----- Task material -----

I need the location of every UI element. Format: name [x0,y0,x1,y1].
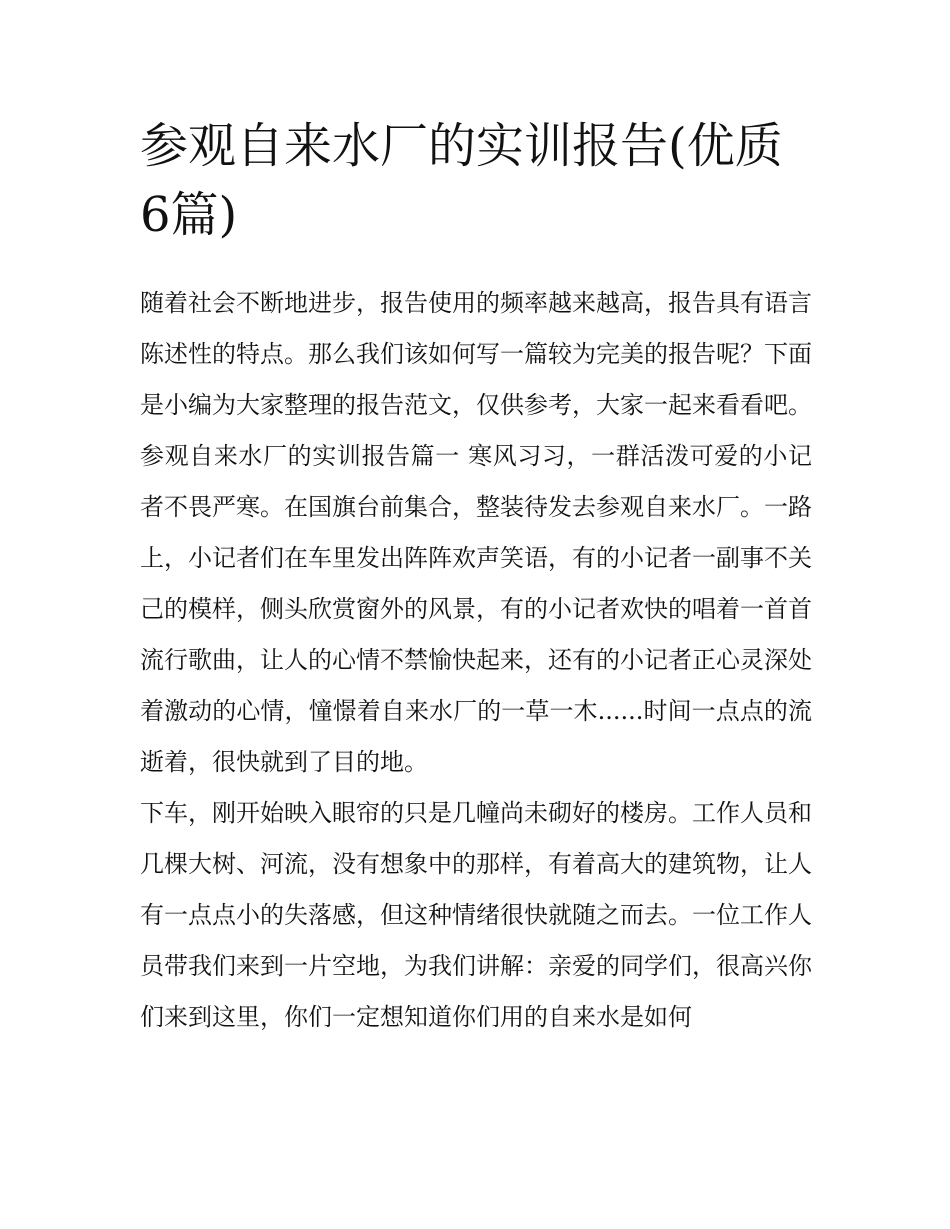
intro-paragraph: 随着社会不断地进步，报告使用的频率越来越高，报告具有语言陈述性的特点。那么我们该如何写一篇较为完美的报告呢？下面是小编为大家整理的报告范文，仅供参考，大家一起来看看吧。 [140,289,812,419]
body-paragraph: 参观自来水厂的实训报告篇一 寒风习习，一群活泼可爱的小记者不畏严寒。在国旗台前集合，整装待发去参观自来水厂。一路上，小记者们在车里发出阵阵欢声笑语，有的小记者一副事不关己的模样，侧头欣赏窗外的风景，有的小记者欢快的唱着一首首流行歌曲，让人的心情不禁愉快起来，还有的小记者正心灵深处着激动的心情，憧憬着自来水厂的一草一木......时间一点点的流逝着，很快就到了目的地。 [140,442,812,776]
paragraph-list [140,278,812,1043]
document-title: 参观自来水厂的实训报告(优质6篇) [140,118,783,243]
document-body [140,112,812,1043]
body-paragraph: 下车，刚开始映入眼帘的只是几幢尚未砌好的楼房。工作人员和几棵大树、河流，没有想象中的那样，有着高大的建筑物，让人有一点点小的失落感，但这种情绪很快就随之而去。一位工作人员带我们来到一片空地，为我们讲解：亲爱的同学们，很高兴你们来到这里，你们一定想知道你们用的自来水是如何 [140,799,812,1031]
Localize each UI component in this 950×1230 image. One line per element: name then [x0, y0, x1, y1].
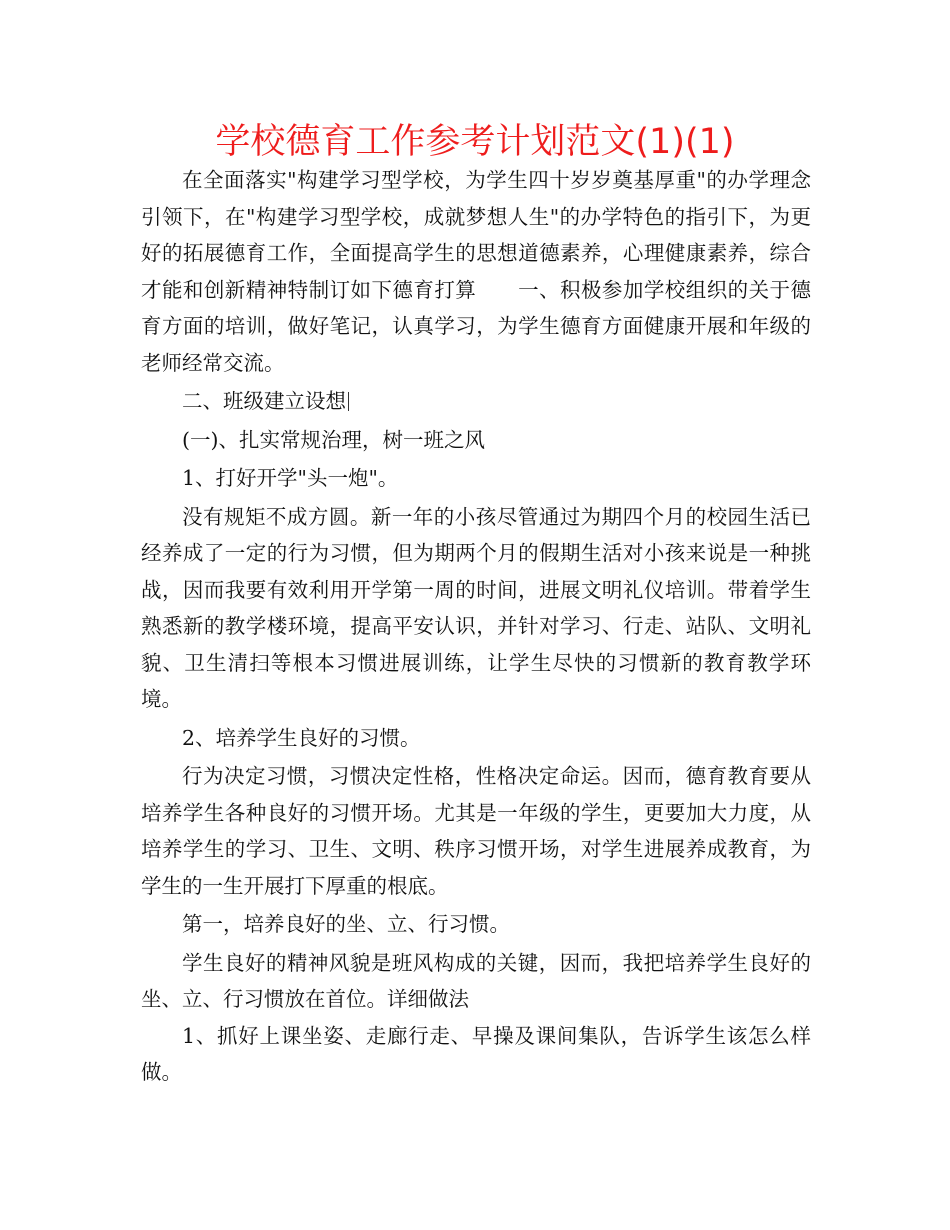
document-title: 学校德育工作参考计划范文(1)(1) — [215, 122, 735, 162]
item-heading-first-shot: 1、打好开学"头一炮"。 — [182, 466, 399, 490]
subsection-heading-routine: (一)、扎实常规治理，树一班之风 — [182, 427, 485, 452]
section-heading-class-plan — [141, 383, 811, 420]
paragraph-habits: 行为决定习惯，习惯决定性格，性格决定命运。因而，德育教育要从培养学生各种良好的习惯开场。尤其是一年级的学生，更要加大力度，从培养学生的学习、卫生、文明、秩序习惯开场，对学生进展养成教育，为学生的一生开展打下厚重的根底。 — [141, 764, 811, 898]
section-heading-text: 二、班级建立设想 — [182, 389, 346, 413]
paragraph-posture: 学生良好的精神风貌是班风构成的关键，因而，我把培养学生良好的坐、立、行习惯放在首位。详细做法 — [141, 950, 811, 1011]
text-cursor — [348, 392, 349, 411]
paragraph-rules: 没有规矩不成方圆。新一年的小孩尽管通过为期四个月的校园生活已经养成了一定的行为习惯，但为期两个月的假期生活对小孩来说是一种挑战，因而我要有效利用开学第一周的时间，进展文明礼仪培训。带着学生熟悉新的教学楼环境，提高平安认识，并针对学习、行走、站队、文明礼貌、卫生清扫等根本习惯进展训练，让学生尽快的习惯新的教育教学环境。 — [141, 504, 811, 711]
paragraph-intro: 在全面落实"构建学习型学校，为学生四十岁岁奠基厚重"的办学理念引领下，在"构建学习型学校，成就梦想人生"的办学特色的指引下，为更好的拓展德育工作，全面提高学生的思想道德素养，心理健康素养，综合才能和创新精神特制订如下德育打算 一、积极参加学校组织的关于德育方面的培训，做好笔记，认真学习，为学生德育方面健康开展和年级的老师经常交流。 — [141, 168, 811, 375]
item-heading-good-habits: 2、培养学生良好的习惯。 — [182, 725, 421, 750]
paragraph-method-1: 1、抓好上课坐姿、走廊行走、早操及课间集队，告诉学生该怎么样做。 — [141, 1023, 811, 1084]
item-heading-posture: 第一，培养良好的坐、立、行习惯。 — [182, 912, 510, 936]
document-body — [141, 162, 811, 1091]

-----

**Prompt:** Can you turn every line of the items above into a Markdown table with the columns "Row" and "Line", numbering each row and leaving out blank lines and the pictures?

**Answer below:**
| Row | Line |
|---|---|
| 1 | I need the location of every UI element. Format: name [x0,y0,x1,y1]. |
| 2 | intro-paragraph: 随着社会不断地进步，报告使用的频率越来越高，报告具有语言陈述性的特点。那么我们该如何写一篇较为完美的报告呢？下面是小编为大家整理的报告范文，仅供参考，大家一起来看看吧。 [140,289,812,419] |
| 3 | body-paragraph: 参观自来水厂的实训报告篇一 寒风习习，一群活泼可爱的小记者不畏严寒。在国旗台前集合，整装待发去参观自来水厂。一路上，小记者们在车里发出阵阵欢声笑语，有的小记者一副事不关己的模样，侧头欣赏窗外的风景，有的小记者欢快的唱着一首首流行歌曲，让人的心情不禁愉快起来，还有的小记者正心灵深处着激动的心情，憧憬着自来水厂的一草一木......时间一点点的流逝着，很快就到了目的地。 [140,442,812,776] |
| 4 | paragraph-list [140,278,812,1043] |
| 5 | document-title: 参观自来水厂的实训报告(优质6篇) [140,118,783,243] |
| 6 | document-body [140,112,812,1043] |
| 7 | body-paragraph: 下车，刚开始映入眼帘的只是几幢尚未砌好的楼房。工作人员和几棵大树、河流，没有想象中的那样，有着高大的建筑物，让人有一点点小的失落感，但这种情绪很快就随之而去。一位工作人员带我们来到一片空地，为我们讲解：亲爱的同学们，很高兴你们来到这里，你们一定想知道你们用的自来水是如何 [140,799,812,1031] |
| 8 | Localize each UI component in this 950×1230 image. One line per element: name then [x0, y0, x1, y1]. |
| 9 | document-title: 学校德育工作参考计划范文(1)(1) — [215, 122, 735, 162] |
| 10 | item-heading-first-shot: 1、打好开学"头一炮"。 — [182, 466, 399, 490] |
| 11 | subsection-heading-routine: (一)、扎实常规治理，树一班之风 — [182, 427, 485, 452] |
| 12 | section-heading-class-plan — [141, 383, 811, 420] |
| 13 | paragraph-habits: 行为决定习惯，习惯决定性格，性格决定命运。因而，德育教育要从培养学生各种良好的习惯开场。尤其是一年级的学生，更要加大力度，从培养学生的学习、卫生、文明、秩序习惯开场，对学生进展养成教育，为学生的一生开展打下厚重的根底。 — [141, 764, 811, 898] |
| 14 | section-heading-text: 二、班级建立设想 — [182, 389, 346, 413] |
| 15 | paragraph-posture: 学生良好的精神风貌是班风构成的关键，因而，我把培养学生良好的坐、立、行习惯放在首位。详细做法 — [141, 950, 811, 1011] |
| 16 | text-cursor — [348, 392, 349, 411] |
| 17 | paragraph-rules: 没有规矩不成方圆。新一年的小孩尽管通过为期四个月的校园生活已经养成了一定的行为习惯，但为期两个月的假期生活对小孩来说是一种挑战，因而我要有效利用开学第一周的时间，进展文明礼仪培训。带着学生熟悉新的教学楼环境，提高平安认识，并针对学习、行走、站队、文明礼貌、卫生清扫等根本习惯进展训练，让学生尽快的习惯新的教育教学环境。 — [141, 504, 811, 711] |
| 18 | paragraph-intro: 在全面落实"构建学习型学校，为学生四十岁岁奠基厚重"的办学理念引领下，在"构建学习型学校，成就梦想人生"的办学特色的指引下，为更好的拓展德育工作，全面提高学生的思想道德素养，心理健康素养，综合才能和创新精神特制订如下德育打算 一、积极参加学校组织的关于德育方面的培训，做好笔记，认真学习，为学生德育方面健康开展和年级的老师经常交流。 — [141, 168, 811, 375] |
| 19 | item-heading-good-habits: 2、培养学生良好的习惯。 — [182, 725, 421, 750] |
| 20 | paragraph-method-1: 1、抓好上课坐姿、走廊行走、早操及课间集队，告诉学生该怎么样做。 — [141, 1023, 811, 1084] |
| 21 | item-heading-posture: 第一，培养良好的坐、立、行习惯。 — [182, 912, 510, 936] |
| 22 | document-body — [141, 162, 811, 1091] |